[WHAT THIS TASK INVOLVES]
Locate every line in the records below that holds the word "Windows" and return each one.

* Start *

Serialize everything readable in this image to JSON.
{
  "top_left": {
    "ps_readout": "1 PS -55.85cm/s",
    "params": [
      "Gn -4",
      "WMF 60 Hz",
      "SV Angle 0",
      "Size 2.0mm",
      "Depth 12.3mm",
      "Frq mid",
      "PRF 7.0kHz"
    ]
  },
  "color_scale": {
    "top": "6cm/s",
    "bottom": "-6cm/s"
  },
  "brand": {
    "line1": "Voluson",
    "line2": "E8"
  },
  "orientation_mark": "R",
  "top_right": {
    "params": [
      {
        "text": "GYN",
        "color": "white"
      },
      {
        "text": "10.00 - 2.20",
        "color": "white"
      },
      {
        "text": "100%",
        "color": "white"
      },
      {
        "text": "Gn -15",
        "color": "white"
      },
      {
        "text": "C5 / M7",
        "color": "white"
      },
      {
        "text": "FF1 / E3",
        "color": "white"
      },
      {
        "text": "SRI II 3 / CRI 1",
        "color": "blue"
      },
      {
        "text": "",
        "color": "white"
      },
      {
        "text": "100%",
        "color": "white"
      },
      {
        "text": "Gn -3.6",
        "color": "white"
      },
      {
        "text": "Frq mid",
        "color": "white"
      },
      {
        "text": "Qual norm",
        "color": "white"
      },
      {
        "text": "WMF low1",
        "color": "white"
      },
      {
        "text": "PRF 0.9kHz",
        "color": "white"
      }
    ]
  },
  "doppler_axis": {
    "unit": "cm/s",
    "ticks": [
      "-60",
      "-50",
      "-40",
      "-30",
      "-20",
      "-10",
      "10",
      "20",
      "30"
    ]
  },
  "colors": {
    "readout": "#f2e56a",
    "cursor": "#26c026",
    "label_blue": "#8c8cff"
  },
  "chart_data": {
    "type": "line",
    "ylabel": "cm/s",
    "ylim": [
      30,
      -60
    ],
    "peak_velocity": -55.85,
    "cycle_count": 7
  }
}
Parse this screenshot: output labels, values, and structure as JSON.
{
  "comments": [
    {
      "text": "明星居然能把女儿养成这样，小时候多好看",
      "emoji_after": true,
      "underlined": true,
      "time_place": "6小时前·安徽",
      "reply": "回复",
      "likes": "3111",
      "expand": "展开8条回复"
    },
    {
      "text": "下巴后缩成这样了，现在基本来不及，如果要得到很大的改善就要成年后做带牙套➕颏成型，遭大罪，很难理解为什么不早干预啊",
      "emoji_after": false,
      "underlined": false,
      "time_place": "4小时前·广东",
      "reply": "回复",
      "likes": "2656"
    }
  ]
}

* End *
* Start *

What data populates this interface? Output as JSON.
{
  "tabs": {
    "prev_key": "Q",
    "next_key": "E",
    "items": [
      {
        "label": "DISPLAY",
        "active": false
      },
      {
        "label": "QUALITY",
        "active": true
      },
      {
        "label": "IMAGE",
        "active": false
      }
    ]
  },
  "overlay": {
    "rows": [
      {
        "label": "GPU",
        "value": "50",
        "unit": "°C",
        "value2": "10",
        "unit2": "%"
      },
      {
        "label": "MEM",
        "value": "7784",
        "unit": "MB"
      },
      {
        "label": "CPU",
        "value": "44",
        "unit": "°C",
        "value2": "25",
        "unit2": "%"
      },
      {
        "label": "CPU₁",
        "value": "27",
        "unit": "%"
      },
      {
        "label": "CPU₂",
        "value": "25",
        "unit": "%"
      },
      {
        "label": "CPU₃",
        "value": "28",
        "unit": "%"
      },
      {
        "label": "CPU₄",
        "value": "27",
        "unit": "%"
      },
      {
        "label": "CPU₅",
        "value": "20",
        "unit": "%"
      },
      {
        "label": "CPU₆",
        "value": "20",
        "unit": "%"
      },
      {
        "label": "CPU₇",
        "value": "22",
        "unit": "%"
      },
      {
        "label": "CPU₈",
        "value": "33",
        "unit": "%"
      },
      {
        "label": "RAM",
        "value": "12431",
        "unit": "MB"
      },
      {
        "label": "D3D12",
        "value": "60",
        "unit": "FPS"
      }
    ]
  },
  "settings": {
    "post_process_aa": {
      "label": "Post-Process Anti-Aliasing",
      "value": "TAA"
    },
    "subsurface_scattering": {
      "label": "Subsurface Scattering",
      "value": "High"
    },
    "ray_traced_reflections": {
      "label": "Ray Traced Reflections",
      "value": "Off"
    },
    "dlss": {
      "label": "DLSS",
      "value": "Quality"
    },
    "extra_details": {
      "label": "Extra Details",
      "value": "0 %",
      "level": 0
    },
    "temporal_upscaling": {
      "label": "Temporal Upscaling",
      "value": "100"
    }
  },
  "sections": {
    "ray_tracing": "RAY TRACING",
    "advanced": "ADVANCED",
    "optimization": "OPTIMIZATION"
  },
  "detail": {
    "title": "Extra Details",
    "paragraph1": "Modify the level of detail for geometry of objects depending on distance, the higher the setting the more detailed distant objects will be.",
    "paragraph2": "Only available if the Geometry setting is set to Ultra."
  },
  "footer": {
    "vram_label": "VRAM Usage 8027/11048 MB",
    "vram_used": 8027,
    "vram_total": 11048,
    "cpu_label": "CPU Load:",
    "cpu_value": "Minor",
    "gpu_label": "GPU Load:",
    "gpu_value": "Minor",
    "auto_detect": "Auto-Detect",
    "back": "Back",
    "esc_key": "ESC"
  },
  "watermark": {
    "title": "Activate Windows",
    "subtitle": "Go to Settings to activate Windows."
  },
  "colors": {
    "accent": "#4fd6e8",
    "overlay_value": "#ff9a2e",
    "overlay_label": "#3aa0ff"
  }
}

* End *

[COMPLETED TASK]
    "title": "Activate Windows",
    "subtitle": "Go to Settings to activate Windows."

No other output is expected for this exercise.